Provide the records once more, identical to the original.

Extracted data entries
%%

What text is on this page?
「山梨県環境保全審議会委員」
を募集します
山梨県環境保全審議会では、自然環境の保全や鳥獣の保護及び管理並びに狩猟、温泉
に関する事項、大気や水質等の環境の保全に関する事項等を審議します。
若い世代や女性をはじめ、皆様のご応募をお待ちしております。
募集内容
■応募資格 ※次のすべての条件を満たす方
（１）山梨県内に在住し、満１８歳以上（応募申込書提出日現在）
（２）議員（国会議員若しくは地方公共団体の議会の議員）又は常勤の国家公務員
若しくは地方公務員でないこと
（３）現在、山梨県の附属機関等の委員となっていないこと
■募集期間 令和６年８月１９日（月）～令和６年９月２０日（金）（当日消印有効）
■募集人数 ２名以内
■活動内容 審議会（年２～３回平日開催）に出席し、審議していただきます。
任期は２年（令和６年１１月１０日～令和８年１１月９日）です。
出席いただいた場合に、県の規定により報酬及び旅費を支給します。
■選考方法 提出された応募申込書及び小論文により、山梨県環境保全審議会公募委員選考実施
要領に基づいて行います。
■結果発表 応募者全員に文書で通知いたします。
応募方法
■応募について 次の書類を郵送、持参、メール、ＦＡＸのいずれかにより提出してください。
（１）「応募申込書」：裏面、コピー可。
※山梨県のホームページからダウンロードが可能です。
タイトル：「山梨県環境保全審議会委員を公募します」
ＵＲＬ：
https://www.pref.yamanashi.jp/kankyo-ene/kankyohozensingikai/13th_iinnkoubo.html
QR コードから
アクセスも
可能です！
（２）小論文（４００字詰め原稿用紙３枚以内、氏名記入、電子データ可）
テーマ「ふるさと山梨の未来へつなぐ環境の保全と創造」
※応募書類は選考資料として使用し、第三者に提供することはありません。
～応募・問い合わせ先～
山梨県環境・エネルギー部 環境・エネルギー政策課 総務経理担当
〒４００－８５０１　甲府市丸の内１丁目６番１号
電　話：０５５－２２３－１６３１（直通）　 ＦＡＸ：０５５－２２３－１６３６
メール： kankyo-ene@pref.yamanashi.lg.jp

%%

= ANSWER TO THIS EXERCISE =
What text is on this page?
「山梨県環境保全審議会委員」
を募集します
山梨県環境保全審議会では、自然環境の保全や鳥獣の保護及び管理並びに狩猟、温泉
に関する事項、大気や水質等の環境の保全に関する事項等を審議します。
若い世代や女性をはじめ、皆様のご応募をお待ちしております。
募集内容
■応募資格 ※次のすべての条件を満たす方
（１）山梨県内に在住し、満１８歳以上（応募申込書提出日現在）
（２）議員（国会議員若しくは地方公共団体の議会の議員）又は常勤の国家公務員
若しくは地方公務員でないこと
（３）現在、山梨県の附属機関等の委員となっていないこと
■募集期間 令和６年８月１９日（月）～令和６年９月２０日（金）（当日消印有効）
■募集人数 ２名以内
■活動内容 審議会（年２～３回平日開催）に出席し、審議していただきます。
任期は２年（令和６年１１月１０日～令和８年１１月９日）です。
出席いただいた場合に、県の規定により報酬及び旅費を支給します。
■選考方法 提出された応募申込書及び小論文により、山梨県環境保全審議会公募委員選考実施
要領に基づいて行います。
■結果発表 応募者全員に文書で通知いたします。
応募方法
■応募について 次の書類を郵送、持参、メール、ＦＡＸのいずれかにより提出してください。
（１）「応募申込書」：裏面、コピー可。
※山梨県のホームページからダウンロードが可能です。
タイトル：「山梨県環境保全審議会委員を公募します」
ＵＲＬ：
https://www.pref.yamanashi.jp/kankyo-ene/kankyohozensingikai/13th_iinnkoubo.html
QR コードから
アクセスも
可能です！
（２）小論文（４００字詰め原稿用紙３枚以内、氏名記入、電子データ可）
テーマ「ふるさと山梨の未来へつなぐ環境の保全と創造」
※応募書類は選考資料として使用し、第三者に提供することはありません。
～応募・問い合わせ先～
山梨県環境・エネルギー部 環境・エネルギー政策課 総務経理担当
〒４００－８５０１　甲府市丸の内１丁目６番１号
電　話：０５５－２２３－１６３１（直通）　 ＦＡＸ：０５５－２２３－１６３６
メール： kankyo-ene@pref.yamanashi.lg.jp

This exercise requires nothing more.